[Brief]
Begin at the line below that contains "Give me a plain-text". Repeat it and all remaining lines of the records exactly.

[Data for processing]

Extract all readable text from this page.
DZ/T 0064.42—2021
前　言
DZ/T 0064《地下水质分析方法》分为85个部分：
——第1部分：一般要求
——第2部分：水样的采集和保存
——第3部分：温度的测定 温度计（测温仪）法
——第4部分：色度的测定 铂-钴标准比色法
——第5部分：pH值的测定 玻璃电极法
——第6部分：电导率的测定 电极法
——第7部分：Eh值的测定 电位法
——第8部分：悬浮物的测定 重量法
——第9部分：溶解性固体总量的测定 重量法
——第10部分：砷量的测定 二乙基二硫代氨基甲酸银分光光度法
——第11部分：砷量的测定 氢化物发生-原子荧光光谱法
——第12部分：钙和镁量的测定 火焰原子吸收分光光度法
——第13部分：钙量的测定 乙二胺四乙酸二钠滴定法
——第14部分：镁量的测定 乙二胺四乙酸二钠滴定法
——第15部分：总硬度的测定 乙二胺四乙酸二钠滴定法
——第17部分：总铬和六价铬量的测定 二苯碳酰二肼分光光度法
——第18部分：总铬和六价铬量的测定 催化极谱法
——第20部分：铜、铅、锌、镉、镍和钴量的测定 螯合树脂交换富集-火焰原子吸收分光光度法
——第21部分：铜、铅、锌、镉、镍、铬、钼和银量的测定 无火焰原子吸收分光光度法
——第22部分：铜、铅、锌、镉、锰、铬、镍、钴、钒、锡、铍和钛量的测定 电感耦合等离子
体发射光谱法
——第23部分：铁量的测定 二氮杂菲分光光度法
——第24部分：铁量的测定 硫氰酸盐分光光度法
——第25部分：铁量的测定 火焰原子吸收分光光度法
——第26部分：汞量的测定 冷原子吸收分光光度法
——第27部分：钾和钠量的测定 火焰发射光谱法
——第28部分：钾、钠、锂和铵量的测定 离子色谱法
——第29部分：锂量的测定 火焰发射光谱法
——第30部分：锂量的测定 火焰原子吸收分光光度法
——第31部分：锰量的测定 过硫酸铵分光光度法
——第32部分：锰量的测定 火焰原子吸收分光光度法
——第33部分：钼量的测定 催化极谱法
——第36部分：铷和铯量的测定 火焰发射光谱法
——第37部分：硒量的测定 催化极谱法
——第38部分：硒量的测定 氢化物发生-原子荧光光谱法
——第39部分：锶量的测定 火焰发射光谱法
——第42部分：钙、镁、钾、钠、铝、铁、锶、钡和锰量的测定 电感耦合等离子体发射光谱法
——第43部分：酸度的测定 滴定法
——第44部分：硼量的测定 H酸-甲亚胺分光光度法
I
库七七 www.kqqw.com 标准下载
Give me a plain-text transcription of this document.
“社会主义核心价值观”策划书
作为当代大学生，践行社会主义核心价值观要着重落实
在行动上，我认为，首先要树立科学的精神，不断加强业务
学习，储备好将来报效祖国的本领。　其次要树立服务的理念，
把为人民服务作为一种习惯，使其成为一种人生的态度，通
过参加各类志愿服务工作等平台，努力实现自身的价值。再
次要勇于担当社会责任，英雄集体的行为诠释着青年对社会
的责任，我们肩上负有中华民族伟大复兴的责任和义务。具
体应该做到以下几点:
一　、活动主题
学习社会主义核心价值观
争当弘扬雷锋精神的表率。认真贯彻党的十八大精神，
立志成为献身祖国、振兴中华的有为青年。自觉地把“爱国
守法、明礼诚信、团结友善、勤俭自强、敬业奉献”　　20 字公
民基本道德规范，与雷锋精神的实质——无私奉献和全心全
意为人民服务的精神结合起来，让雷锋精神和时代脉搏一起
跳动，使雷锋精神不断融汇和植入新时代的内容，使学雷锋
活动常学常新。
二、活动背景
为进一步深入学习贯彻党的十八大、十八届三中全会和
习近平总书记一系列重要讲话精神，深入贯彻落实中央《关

[Full answer]
Give me a plain-text transcription of this document.
“社会主义核心价值观”策划书
作为当代大学生，践行社会主义核心价值观要着重落实
在行动上，我认为，首先要树立科学的精神，不断加强业务
学习，储备好将来报效祖国的本领。　其次要树立服务的理念，
把为人民服务作为一种习惯，使其成为一种人生的态度，通
过参加各类志愿服务工作等平台，努力实现自身的价值。再
次要勇于担当社会责任，英雄集体的行为诠释着青年对社会
的责任，我们肩上负有中华民族伟大复兴的责任和义务。具
体应该做到以下几点:
一　、活动主题
学习社会主义核心价值观
争当弘扬雷锋精神的表率。认真贯彻党的十八大精神，
立志成为献身祖国、振兴中华的有为青年。自觉地把“爱国
守法、明礼诚信、团结友善、勤俭自强、敬业奉献”　　20 字公
民基本道德规范，与雷锋精神的实质——无私奉献和全心全
意为人民服务的精神结合起来，让雷锋精神和时代脉搏一起
跳动，使雷锋精神不断融汇和植入新时代的内容，使学雷锋
活动常学常新。
二、活动背景
为进一步深入学习贯彻党的十八大、十八届三中全会和
习近平总书记一系列重要讲话精神，深入贯彻落实中央《关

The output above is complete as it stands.